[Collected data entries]
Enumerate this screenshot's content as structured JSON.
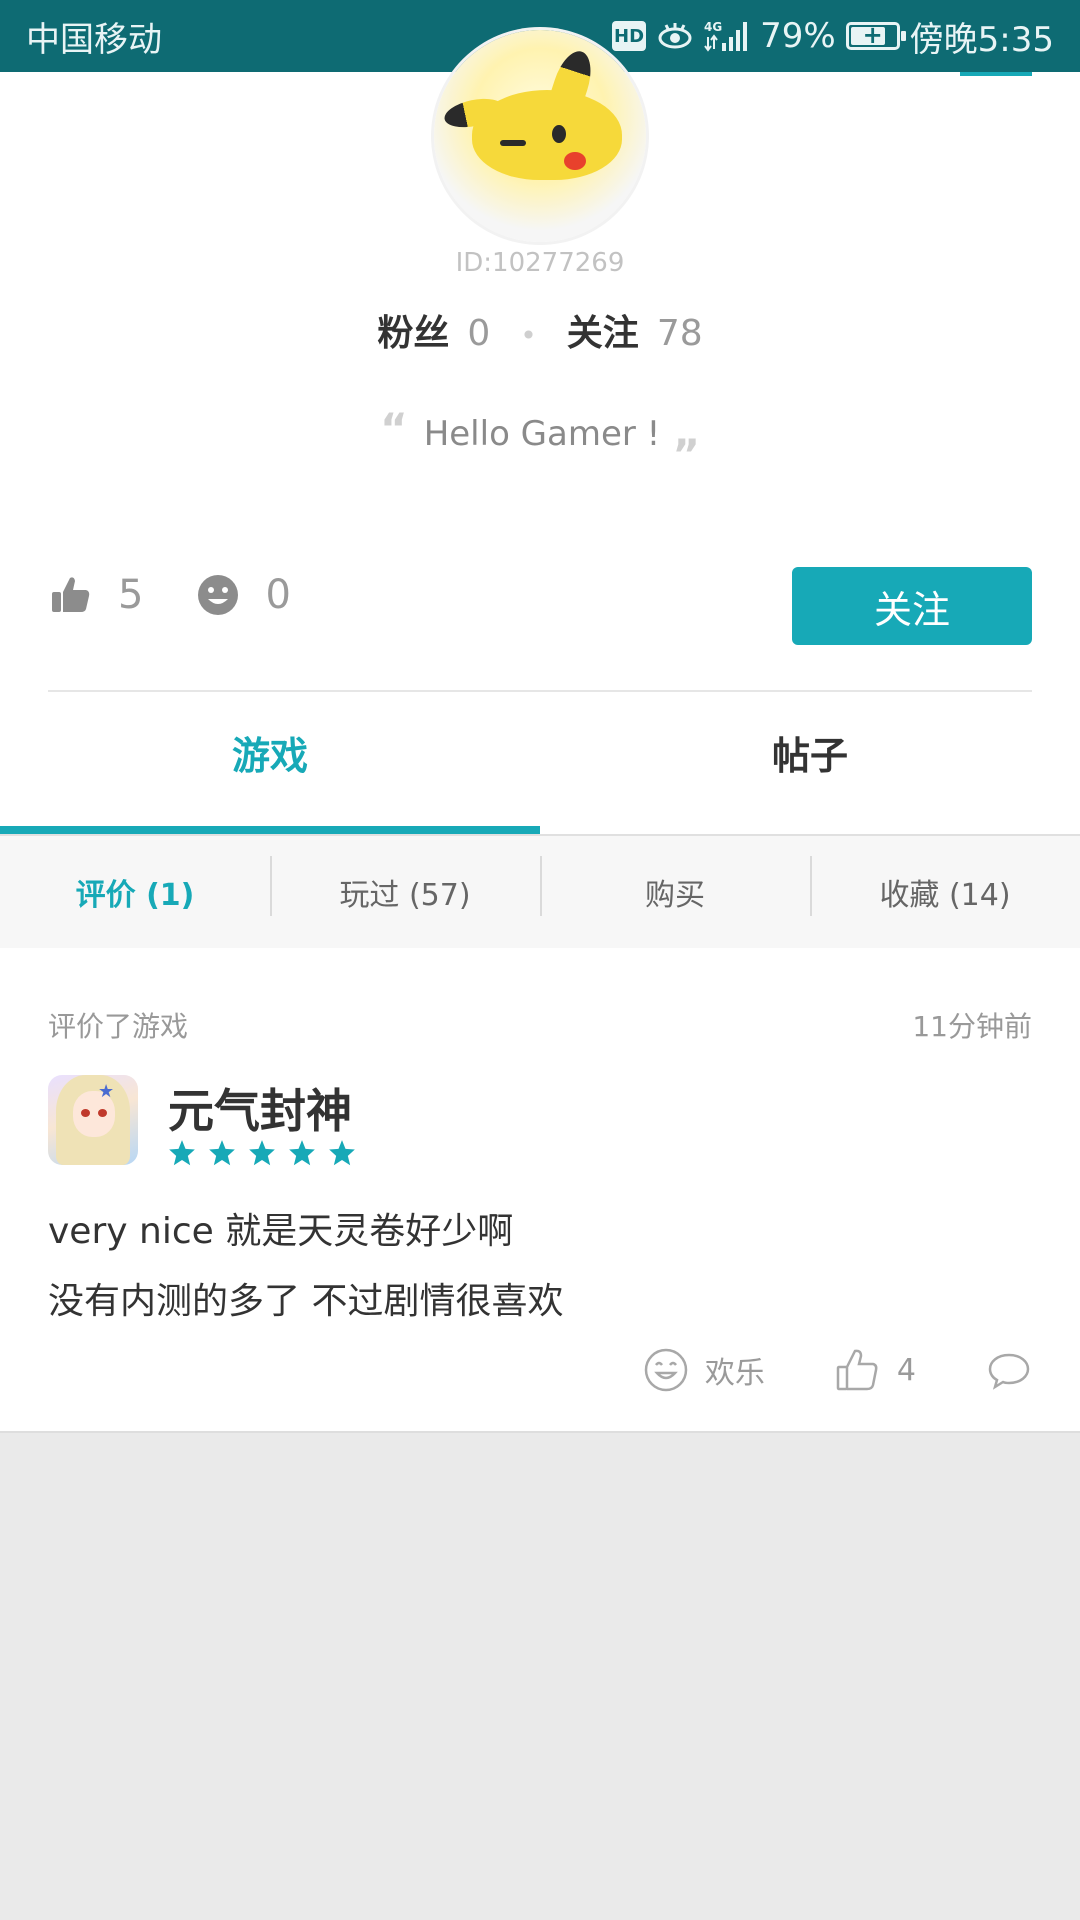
{
  "status_bar": {
    "carrier": "中国移动",
    "hd": "HD",
    "network": "4G",
    "battery_percent": "79%",
    "battery_level": 0.79,
    "time": "傍晚5:35"
  },
  "profile": {
    "user_id": "ID:10277269",
    "followers_label": "粉丝",
    "followers_count": "0",
    "following_label": "关注",
    "following_count": "78",
    "motto": "Hello Gamer !",
    "likes_count": "5",
    "smiles_count": "0",
    "follow_button": "关注"
  },
  "tabs": [
    {
      "label": "游戏",
      "active": true
    },
    {
      "label": "帖子",
      "active": false
    }
  ],
  "subtabs": [
    {
      "label": "评价 (1)",
      "active": true
    },
    {
      "label": "玩过 (57)",
      "active": false
    },
    {
      "label": "购买",
      "active": false
    },
    {
      "label": "收藏 (14)",
      "active": false
    }
  ],
  "review": {
    "action_label": "评价了游戏",
    "time": "11分钟前",
    "game_name": "元气封神",
    "rating": 5,
    "text_lines": [
      "very nice 就是天灵卷好少啊",
      "没有内测的多了 不过剧情很喜欢"
    ],
    "funny_label": "欢乐",
    "like_count": "4"
  },
  "colors": {
    "accent": "#17a9b7",
    "status_bar": "#0e6b73"
  }
}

— Aim of the task —
Leave out the pictures and give the listing above again exactly.

— The output —
Enumerate this screenshot's content as structured JSON.
{
  "status_bar": {
    "carrier": "中国移动",
    "hd": "HD",
    "network": "4G",
    "battery_percent": "79%",
    "battery_level": 0.79,
    "time": "傍晚5:35"
  },
  "profile": {
    "user_id": "ID:10277269",
    "followers_label": "粉丝",
    "followers_count": "0",
    "following_label": "关注",
    "following_count": "78",
    "motto": "Hello Gamer !",
    "likes_count": "5",
    "smiles_count": "0",
    "follow_button": "关注"
  },
  "tabs": [
    {
      "label": "游戏",
      "active": true
    },
    {
      "label": "帖子",
      "active": false
    }
  ],
  "subtabs": [
    {
      "label": "评价 (1)",
      "active": true
    },
    {
      "label": "玩过 (57)",
      "active": false
    },
    {
      "label": "购买",
      "active": false
    },
    {
      "label": "收藏 (14)",
      "active": false
    }
  ],
  "review": {
    "action_label": "评价了游戏",
    "time": "11分钟前",
    "game_name": "元气封神",
    "rating": 5,
    "text_lines": [
      "very nice 就是天灵卷好少啊",
      "没有内测的多了 不过剧情很喜欢"
    ],
    "funny_label": "欢乐",
    "like_count": "4"
  },
  "colors": {
    "accent": "#17a9b7",
    "status_bar": "#0e6b73"
  }
}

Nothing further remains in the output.